To be done:
Select all lines in the records that include "word".

** Begin **

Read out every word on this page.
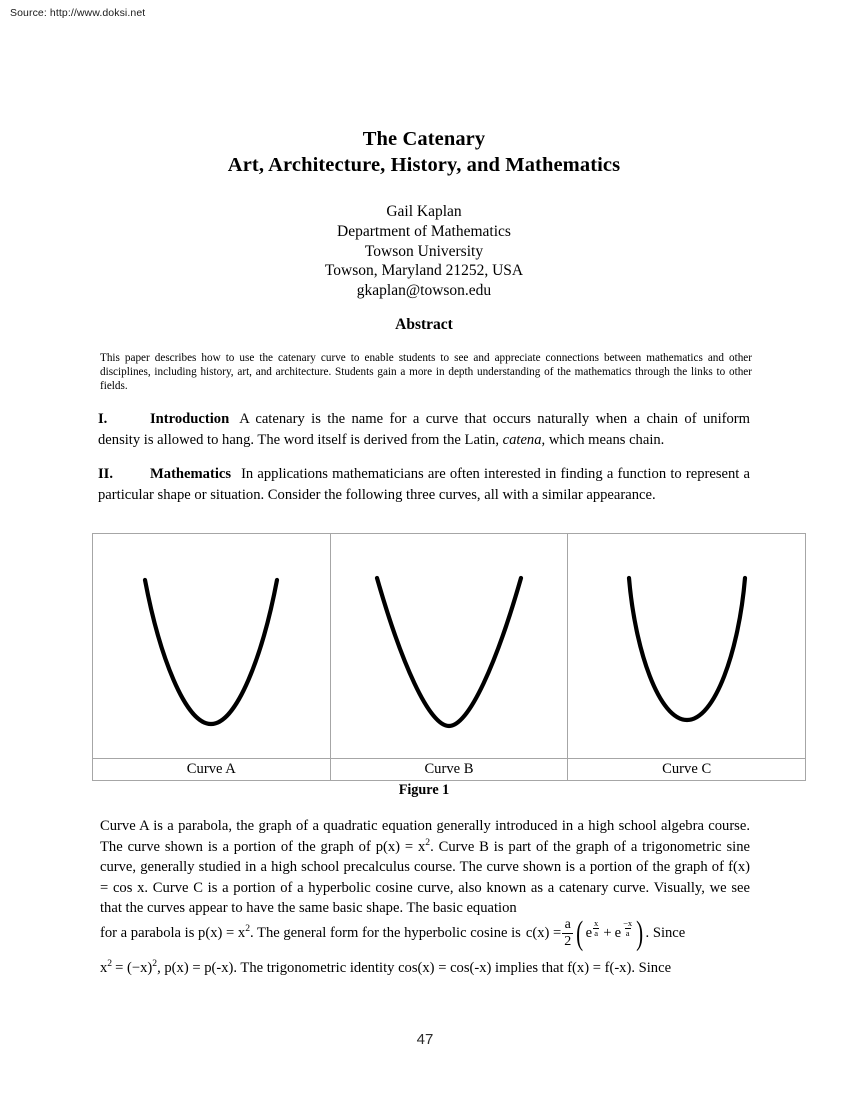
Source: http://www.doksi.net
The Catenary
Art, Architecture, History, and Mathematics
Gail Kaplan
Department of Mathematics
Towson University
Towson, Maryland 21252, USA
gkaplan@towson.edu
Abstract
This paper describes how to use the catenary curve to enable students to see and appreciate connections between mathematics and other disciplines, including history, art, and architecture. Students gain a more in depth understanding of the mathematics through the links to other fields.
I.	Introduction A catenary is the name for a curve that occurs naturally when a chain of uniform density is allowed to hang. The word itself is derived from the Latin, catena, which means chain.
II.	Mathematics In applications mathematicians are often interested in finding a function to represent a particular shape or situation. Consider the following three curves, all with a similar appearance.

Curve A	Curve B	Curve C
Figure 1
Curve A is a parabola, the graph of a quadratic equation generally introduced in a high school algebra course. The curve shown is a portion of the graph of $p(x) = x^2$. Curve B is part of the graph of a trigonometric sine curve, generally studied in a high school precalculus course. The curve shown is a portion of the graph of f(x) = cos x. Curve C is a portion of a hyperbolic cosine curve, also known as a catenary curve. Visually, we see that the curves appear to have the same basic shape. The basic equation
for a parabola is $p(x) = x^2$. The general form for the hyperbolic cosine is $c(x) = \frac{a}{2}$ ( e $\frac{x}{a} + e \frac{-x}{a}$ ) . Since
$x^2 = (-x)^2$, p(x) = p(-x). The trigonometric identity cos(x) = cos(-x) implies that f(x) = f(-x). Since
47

** End **

Answer to the exercise:
Read out every word on this page.
I.	Introduction A catenary is the name for a curve that occurs naturally when a chain of uniform density is allowed to hang. The word itself is derived from the Latin, catena, which means chain.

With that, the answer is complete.